▶

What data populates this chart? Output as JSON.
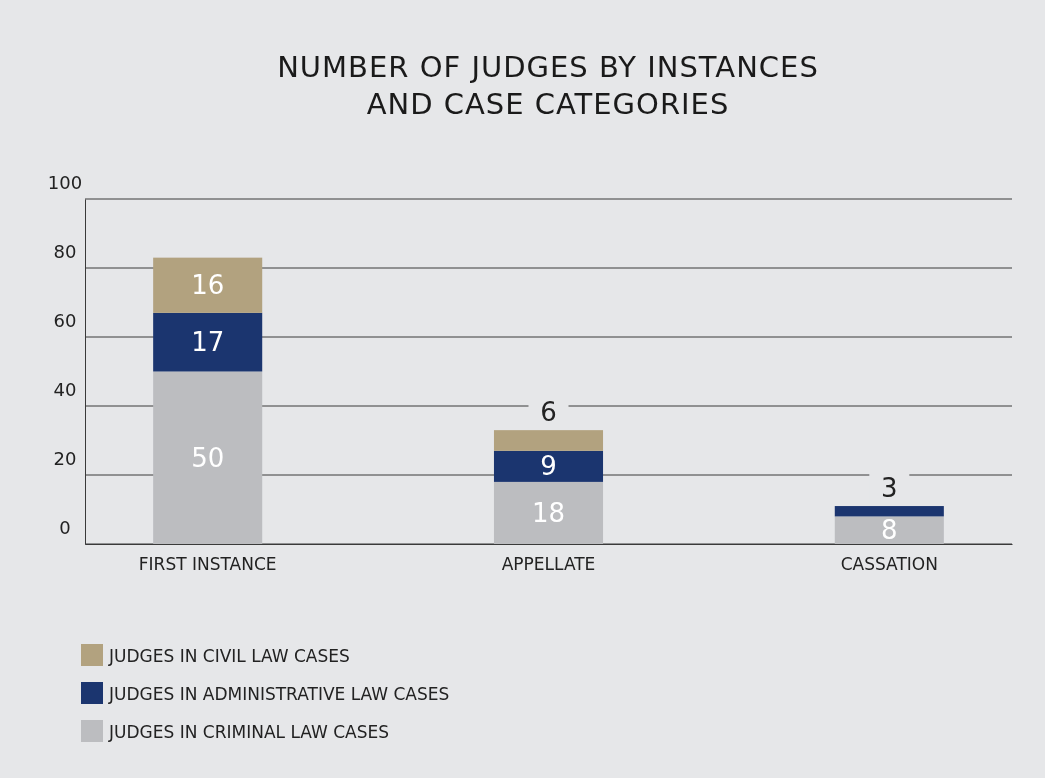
{
  "chart_data": {
    "type": "bar",
    "title": "NUMBER OF JUDGES BY INSTANCES\nAND CASE CATEGORIES",
    "categories": [
      "FIRST INSTANCE",
      "APPELLATE",
      "CASSATION"
    ],
    "stacked": true,
    "series": [
      {
        "name": "JUDGES IN CRIMINAL LAW CASES",
        "color": "#bcbdc0",
        "values": [
          50,
          18,
          8
        ]
      },
      {
        "name": "JUDGES IN ADMINISTRATIVE LAW CASES",
        "color": "#1b356f",
        "values": [
          17,
          9,
          3
        ]
      },
      {
        "name": "JUDGES IN CIVIL LAW CASES",
        "color": "#b2a27f",
        "values": [
          16,
          6,
          null
        ]
      }
    ],
    "ylim": [
      0,
      100
    ],
    "yticks": [
      0,
      20,
      40,
      60,
      80,
      100
    ],
    "grid": "y",
    "legend": "bottom",
    "data_labels": true
  }
}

◀

To be done
Return the material exactly as given, apart from the pictures.

The solution
What data populates this chart? Output as JSON.
{
  "chart_data": {
    "type": "bar",
    "title": "NUMBER OF JUDGES BY INSTANCES\nAND CASE CATEGORIES",
    "categories": [
      "FIRST INSTANCE",
      "APPELLATE",
      "CASSATION"
    ],
    "stacked": true,
    "series": [
      {
        "name": "JUDGES IN CRIMINAL LAW CASES",
        "color": "#bcbdc0",
        "values": [
          50,
          18,
          8
        ]
      },
      {
        "name": "JUDGES IN ADMINISTRATIVE LAW CASES",
        "color": "#1b356f",
        "values": [
          17,
          9,
          3
        ]
      },
      {
        "name": "JUDGES IN CIVIL LAW CASES",
        "color": "#b2a27f",
        "values": [
          16,
          6,
          null
        ]
      }
    ],
    "ylim": [
      0,
      100
    ],
    "yticks": [
      0,
      20,
      40,
      60,
      80,
      100
    ],
    "grid": "y",
    "legend": "bottom",
    "data_labels": true
  }
}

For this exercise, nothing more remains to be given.